--- Begin Provided records ---

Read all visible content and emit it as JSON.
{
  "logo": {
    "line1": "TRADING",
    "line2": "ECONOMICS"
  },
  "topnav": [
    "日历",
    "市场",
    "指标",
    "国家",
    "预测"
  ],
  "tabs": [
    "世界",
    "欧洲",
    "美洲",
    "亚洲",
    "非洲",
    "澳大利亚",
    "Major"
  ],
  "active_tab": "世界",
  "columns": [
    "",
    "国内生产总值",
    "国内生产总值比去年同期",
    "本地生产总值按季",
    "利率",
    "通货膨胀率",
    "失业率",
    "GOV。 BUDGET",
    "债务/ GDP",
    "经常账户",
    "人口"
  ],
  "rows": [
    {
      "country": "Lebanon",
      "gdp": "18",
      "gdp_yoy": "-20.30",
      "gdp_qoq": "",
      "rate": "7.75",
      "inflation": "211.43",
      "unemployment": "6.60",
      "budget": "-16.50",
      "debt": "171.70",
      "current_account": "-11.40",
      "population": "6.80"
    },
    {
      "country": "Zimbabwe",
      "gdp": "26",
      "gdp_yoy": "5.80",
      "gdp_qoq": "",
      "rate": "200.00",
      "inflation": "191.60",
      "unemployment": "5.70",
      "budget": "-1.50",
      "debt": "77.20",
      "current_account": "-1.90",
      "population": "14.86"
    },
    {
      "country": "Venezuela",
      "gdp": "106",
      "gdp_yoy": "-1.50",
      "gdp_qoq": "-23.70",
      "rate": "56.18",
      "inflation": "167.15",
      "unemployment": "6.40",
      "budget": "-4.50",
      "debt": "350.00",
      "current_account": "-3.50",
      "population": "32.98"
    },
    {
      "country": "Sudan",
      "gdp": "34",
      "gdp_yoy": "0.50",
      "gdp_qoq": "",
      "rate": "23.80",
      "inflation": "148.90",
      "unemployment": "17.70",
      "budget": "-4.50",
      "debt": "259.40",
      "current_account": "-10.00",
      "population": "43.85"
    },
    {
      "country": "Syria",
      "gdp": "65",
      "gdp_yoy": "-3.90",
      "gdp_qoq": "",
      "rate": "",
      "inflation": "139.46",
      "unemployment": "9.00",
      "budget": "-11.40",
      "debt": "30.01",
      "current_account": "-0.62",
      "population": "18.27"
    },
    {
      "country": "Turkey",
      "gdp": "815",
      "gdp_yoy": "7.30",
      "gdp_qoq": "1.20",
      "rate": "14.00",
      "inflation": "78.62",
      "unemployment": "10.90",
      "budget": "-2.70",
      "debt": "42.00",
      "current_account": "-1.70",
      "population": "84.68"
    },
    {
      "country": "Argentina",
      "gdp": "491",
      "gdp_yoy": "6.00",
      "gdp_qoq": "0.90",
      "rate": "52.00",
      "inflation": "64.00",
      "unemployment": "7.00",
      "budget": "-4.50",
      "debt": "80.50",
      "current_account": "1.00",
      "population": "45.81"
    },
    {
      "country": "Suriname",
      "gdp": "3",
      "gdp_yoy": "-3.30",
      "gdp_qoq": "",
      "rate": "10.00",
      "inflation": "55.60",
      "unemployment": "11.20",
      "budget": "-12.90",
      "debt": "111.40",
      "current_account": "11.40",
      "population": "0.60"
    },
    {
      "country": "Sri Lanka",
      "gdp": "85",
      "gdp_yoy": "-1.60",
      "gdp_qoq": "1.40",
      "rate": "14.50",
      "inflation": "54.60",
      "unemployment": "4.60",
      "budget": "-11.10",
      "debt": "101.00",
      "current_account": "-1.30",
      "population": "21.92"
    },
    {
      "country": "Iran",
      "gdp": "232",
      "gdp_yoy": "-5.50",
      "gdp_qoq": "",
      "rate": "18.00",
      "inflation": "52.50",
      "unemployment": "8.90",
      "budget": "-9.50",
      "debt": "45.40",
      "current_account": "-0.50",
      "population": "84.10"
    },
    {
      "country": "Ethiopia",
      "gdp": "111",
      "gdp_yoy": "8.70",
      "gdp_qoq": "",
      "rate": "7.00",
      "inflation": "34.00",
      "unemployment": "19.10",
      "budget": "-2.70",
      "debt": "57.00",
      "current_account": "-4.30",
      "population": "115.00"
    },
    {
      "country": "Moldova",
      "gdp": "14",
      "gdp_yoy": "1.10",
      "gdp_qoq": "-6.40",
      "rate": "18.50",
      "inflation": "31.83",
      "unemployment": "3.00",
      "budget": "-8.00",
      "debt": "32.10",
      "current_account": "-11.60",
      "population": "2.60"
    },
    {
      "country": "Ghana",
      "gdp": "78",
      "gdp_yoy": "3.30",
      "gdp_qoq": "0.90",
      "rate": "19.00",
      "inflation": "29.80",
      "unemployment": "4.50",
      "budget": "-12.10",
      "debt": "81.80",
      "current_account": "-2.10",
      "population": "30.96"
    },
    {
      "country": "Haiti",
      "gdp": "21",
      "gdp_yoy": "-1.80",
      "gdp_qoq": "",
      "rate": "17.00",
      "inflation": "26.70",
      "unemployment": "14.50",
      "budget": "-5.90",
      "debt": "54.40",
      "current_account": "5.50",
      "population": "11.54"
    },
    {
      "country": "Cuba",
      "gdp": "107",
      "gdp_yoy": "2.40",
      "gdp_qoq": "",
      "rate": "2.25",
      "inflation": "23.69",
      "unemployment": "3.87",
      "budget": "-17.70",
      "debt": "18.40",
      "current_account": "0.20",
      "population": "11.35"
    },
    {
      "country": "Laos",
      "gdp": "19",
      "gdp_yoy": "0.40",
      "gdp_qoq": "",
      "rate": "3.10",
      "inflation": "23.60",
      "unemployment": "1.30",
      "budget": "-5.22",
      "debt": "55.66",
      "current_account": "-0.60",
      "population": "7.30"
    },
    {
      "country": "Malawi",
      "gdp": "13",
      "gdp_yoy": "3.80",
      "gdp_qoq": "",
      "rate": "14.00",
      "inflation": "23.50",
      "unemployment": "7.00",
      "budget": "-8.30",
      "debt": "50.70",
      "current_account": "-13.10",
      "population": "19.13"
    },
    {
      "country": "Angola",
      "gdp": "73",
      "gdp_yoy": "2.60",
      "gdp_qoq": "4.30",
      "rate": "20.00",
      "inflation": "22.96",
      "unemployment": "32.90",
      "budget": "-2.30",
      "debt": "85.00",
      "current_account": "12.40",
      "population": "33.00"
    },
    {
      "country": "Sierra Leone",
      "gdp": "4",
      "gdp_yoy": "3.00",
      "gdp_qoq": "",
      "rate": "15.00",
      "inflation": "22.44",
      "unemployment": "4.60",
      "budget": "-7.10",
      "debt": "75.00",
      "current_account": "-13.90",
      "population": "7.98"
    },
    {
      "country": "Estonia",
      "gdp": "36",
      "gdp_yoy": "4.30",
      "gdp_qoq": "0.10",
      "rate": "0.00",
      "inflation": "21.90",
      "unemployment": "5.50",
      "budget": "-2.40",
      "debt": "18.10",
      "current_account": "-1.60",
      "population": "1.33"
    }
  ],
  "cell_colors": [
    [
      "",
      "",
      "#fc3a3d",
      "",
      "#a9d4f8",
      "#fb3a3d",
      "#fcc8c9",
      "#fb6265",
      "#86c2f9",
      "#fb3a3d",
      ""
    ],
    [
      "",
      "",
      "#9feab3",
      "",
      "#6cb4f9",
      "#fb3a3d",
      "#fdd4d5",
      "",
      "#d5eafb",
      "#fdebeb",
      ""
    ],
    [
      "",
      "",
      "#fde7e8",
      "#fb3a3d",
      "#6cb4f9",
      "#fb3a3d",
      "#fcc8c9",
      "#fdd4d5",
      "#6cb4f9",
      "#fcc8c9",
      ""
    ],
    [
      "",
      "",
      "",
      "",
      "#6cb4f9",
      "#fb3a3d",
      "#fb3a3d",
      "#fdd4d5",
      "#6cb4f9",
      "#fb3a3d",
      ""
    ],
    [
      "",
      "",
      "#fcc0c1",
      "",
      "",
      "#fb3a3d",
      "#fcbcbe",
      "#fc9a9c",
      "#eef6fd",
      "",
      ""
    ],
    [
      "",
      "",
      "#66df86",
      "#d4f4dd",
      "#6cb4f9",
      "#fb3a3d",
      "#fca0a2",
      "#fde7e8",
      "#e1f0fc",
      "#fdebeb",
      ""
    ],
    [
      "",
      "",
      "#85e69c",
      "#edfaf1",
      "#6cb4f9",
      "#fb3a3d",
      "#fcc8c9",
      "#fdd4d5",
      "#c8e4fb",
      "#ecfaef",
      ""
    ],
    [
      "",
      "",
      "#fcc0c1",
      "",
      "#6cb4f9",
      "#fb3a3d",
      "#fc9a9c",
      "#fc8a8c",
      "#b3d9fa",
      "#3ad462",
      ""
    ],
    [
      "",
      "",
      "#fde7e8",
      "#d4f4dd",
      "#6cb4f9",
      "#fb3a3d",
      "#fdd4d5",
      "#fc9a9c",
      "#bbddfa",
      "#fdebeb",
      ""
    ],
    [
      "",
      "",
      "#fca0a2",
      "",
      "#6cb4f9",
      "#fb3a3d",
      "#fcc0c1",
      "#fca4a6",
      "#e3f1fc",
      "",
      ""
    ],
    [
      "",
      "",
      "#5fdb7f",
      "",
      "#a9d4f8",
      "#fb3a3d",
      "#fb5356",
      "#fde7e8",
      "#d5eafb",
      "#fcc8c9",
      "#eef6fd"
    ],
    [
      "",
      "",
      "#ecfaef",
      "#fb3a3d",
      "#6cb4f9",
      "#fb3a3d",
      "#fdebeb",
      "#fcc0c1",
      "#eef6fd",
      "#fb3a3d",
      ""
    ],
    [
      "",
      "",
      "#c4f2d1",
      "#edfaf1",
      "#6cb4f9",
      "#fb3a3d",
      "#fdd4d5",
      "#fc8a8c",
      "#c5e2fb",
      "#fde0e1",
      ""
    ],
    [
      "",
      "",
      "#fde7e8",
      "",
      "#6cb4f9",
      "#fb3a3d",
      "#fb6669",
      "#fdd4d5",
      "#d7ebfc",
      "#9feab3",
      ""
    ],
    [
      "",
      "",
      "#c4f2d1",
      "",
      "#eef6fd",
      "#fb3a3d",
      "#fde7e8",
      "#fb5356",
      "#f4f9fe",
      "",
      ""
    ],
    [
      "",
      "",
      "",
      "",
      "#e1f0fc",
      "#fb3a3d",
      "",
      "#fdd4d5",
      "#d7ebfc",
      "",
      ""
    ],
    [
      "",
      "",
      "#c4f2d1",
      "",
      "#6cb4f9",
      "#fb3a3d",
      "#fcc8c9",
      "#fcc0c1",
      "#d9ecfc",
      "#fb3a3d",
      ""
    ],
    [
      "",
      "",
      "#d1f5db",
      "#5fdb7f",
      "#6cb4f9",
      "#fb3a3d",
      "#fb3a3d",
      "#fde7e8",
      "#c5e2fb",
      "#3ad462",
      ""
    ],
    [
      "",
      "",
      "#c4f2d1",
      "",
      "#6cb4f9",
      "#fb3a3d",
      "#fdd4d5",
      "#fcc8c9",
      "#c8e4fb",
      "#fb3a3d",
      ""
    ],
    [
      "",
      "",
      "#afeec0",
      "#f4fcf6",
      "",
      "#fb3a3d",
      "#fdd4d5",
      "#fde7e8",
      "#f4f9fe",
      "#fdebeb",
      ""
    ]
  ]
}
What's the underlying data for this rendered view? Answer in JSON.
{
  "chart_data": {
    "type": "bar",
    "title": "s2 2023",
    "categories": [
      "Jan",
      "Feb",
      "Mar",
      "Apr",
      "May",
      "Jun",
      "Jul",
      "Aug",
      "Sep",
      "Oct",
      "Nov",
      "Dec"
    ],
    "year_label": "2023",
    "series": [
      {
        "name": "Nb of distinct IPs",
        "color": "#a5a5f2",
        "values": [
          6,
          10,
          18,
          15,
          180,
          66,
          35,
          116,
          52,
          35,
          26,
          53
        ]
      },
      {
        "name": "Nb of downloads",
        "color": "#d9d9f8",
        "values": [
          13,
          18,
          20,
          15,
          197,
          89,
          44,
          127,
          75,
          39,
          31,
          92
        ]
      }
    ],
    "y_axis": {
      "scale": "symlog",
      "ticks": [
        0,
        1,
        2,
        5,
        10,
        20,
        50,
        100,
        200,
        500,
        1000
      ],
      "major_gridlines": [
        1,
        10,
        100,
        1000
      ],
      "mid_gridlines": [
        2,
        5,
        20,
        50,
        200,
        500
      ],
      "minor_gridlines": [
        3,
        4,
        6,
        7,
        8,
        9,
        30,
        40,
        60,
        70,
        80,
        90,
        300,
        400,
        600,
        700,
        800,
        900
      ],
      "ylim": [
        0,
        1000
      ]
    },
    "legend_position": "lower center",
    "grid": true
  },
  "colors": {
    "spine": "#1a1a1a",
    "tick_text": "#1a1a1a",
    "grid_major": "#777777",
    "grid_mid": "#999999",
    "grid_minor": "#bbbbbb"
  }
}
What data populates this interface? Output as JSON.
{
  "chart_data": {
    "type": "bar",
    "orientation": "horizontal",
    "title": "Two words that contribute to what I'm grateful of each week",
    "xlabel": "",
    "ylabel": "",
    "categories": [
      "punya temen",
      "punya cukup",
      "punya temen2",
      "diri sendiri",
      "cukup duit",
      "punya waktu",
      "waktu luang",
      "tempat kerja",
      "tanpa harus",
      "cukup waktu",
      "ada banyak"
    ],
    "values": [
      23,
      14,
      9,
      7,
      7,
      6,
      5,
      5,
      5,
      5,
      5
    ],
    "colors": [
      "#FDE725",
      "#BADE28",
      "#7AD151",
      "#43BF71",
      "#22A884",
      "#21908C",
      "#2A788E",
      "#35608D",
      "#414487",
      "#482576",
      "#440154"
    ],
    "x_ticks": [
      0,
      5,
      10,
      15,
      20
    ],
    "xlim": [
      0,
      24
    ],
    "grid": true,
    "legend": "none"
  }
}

--- End Provided records ---

> Your goal
Copy exactly the lines from the one containing "What data populates" through the last line of the records, both included, and nothing else.

> Task answer
What data populates this interface? Output as JSON.
{
  "chart_data": {
    "type": "bar",
    "orientation": "horizontal",
    "title": "Two words that contribute to what I'm grateful of each week",
    "xlabel": "",
    "ylabel": "",
    "categories": [
      "punya temen",
      "punya cukup",
      "punya temen2",
      "diri sendiri",
      "cukup duit",
      "punya waktu",
      "waktu luang",
      "tempat kerja",
      "tanpa harus",
      "cukup waktu",
      "ada banyak"
    ],
    "values": [
      23,
      14,
      9,
      7,
      7,
      6,
      5,
      5,
      5,
      5,
      5
    ],
    "colors": [
      "#FDE725",
      "#BADE28",
      "#7AD151",
      "#43BF71",
      "#22A884",
      "#21908C",
      "#2A788E",
      "#35608D",
      "#414487",
      "#482576",
      "#440154"
    ],
    "x_ticks": [
      0,
      5,
      10,
      15,
      20
    ],
    "xlim": [
      0,
      24
    ],
    "grid": true,
    "legend": "none"
  }
}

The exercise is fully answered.